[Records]
_____
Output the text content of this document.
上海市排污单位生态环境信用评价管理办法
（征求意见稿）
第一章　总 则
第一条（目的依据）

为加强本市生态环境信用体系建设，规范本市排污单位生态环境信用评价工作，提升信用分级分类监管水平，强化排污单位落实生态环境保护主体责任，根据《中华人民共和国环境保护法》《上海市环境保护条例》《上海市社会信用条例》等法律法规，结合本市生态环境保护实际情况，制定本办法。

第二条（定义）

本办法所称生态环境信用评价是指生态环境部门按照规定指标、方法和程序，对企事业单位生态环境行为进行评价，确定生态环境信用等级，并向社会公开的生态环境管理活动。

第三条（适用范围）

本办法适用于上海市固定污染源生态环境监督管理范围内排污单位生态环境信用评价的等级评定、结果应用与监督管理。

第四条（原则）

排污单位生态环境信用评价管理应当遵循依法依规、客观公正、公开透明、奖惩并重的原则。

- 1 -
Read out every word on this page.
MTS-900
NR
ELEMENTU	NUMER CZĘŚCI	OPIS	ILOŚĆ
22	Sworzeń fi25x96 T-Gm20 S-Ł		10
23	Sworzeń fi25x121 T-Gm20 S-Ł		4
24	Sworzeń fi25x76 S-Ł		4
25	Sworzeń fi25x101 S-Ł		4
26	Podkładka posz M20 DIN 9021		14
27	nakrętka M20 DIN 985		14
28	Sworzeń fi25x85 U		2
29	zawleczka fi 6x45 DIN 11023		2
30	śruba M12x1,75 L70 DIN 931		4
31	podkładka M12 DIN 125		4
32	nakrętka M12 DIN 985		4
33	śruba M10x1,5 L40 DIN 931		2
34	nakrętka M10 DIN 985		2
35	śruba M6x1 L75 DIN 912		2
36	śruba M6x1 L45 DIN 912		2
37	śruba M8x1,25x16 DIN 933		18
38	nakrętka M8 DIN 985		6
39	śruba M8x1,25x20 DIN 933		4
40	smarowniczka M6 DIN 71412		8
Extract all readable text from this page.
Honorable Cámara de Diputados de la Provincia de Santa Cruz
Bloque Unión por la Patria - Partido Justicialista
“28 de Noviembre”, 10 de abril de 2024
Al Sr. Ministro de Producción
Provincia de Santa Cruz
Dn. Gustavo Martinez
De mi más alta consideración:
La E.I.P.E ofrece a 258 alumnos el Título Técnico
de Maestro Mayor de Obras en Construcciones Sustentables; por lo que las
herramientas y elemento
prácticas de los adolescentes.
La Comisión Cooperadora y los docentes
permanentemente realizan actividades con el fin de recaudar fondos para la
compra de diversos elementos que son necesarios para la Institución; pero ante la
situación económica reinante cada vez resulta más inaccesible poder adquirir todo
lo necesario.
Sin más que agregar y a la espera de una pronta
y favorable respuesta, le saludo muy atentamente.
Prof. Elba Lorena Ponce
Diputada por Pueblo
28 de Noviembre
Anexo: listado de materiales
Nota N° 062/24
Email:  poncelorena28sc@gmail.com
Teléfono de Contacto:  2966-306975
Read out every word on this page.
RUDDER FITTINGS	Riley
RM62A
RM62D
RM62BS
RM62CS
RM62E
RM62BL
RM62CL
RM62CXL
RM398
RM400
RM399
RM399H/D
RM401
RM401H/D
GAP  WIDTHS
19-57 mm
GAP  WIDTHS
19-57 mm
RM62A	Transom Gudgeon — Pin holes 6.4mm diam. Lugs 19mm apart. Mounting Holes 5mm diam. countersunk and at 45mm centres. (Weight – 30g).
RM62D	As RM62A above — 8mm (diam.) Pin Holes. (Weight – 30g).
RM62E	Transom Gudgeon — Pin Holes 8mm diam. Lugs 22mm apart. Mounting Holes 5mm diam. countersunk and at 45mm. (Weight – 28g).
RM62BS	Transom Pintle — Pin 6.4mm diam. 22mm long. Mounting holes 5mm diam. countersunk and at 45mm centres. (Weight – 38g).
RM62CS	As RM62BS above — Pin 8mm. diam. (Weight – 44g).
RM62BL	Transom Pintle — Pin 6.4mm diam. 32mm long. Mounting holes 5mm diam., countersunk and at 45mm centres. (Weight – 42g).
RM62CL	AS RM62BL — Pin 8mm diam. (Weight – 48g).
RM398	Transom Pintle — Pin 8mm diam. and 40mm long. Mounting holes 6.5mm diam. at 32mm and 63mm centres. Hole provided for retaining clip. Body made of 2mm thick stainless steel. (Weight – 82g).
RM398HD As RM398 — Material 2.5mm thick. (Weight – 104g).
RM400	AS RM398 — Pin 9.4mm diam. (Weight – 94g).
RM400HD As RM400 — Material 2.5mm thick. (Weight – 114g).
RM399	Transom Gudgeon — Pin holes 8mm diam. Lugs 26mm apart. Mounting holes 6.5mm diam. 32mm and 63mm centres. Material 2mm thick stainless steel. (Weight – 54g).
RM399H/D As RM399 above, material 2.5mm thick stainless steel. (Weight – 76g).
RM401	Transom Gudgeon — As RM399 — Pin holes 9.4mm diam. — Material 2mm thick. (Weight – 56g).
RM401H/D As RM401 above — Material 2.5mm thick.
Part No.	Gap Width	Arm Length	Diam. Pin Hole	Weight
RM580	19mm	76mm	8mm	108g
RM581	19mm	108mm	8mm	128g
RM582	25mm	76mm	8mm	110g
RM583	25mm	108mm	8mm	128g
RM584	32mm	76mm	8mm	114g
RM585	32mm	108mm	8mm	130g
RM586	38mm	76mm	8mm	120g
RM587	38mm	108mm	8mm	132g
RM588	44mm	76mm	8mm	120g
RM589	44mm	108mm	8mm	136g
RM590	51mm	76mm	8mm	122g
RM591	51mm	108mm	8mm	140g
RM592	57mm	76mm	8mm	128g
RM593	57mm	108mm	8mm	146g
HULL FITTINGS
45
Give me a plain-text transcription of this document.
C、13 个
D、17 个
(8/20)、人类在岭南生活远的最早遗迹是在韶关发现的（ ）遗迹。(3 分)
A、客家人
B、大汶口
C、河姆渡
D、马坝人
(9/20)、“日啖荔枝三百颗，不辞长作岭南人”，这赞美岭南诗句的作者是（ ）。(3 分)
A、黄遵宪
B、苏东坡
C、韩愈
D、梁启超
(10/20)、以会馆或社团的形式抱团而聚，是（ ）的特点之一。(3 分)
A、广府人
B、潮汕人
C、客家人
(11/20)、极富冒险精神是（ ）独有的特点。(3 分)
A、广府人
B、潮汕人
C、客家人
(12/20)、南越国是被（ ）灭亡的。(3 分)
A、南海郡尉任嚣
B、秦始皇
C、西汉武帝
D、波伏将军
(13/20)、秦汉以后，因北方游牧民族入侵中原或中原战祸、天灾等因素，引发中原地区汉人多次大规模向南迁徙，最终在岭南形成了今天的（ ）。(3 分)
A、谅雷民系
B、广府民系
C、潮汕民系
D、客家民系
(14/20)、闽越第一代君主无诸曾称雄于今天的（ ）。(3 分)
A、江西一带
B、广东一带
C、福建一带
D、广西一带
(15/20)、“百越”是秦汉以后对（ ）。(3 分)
_____
- Exercise details: Return from the data every line that holds "steel".

- Written reply:
RM398	Transom Pintle — Pin 8mm diam. and 40mm long. Mounting holes 6.5mm diam. at 32mm and 63mm centres. Hole provided for retaining clip. Body made of 2mm thick stainless steel. (Weight – 82g).
RM399	Transom Gudgeon — Pin holes 8mm diam. Lugs 26mm apart. Mounting holes 6.5mm diam. 32mm and 63mm centres. Material 2mm thick stainless steel. (Weight – 54g).
RM399H/D As RM399 above, material 2.5mm thick stainless steel. (Weight – 76g).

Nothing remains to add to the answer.